# WHAT IS ASKED:
Copy each line containing the word "name" from the records that follow, please.

######

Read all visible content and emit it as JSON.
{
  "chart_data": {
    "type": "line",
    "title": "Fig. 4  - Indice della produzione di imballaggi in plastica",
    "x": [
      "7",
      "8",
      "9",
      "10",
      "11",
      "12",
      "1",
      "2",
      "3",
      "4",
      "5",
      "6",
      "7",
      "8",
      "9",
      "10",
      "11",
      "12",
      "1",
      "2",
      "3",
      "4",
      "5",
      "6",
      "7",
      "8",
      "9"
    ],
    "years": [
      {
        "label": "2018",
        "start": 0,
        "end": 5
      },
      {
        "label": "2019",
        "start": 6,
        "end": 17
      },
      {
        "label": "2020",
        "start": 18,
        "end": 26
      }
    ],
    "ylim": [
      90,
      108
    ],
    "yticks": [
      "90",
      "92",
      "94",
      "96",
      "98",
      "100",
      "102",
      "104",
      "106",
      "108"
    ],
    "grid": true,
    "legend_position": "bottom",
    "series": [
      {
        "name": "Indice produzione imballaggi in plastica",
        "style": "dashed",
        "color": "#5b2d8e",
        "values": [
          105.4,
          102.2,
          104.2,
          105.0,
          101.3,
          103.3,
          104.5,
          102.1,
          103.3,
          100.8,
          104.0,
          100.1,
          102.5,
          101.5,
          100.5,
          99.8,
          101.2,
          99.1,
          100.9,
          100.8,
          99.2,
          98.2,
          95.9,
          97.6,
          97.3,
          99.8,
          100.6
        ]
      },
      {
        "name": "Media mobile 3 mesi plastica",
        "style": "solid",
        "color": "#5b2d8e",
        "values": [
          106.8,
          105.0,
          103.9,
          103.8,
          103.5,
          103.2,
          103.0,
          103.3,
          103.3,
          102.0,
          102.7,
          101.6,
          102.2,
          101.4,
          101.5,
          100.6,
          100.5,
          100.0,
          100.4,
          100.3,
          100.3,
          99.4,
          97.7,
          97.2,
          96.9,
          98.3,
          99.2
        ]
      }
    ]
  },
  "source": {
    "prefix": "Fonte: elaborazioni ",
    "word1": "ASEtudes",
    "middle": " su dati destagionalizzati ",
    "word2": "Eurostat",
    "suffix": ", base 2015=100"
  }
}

######

# ANSWER FOR THIS EXERCISE:
        "name": "Indice produzione imballaggi in plastica",
        "name": "Media mobile 3 mesi plastica",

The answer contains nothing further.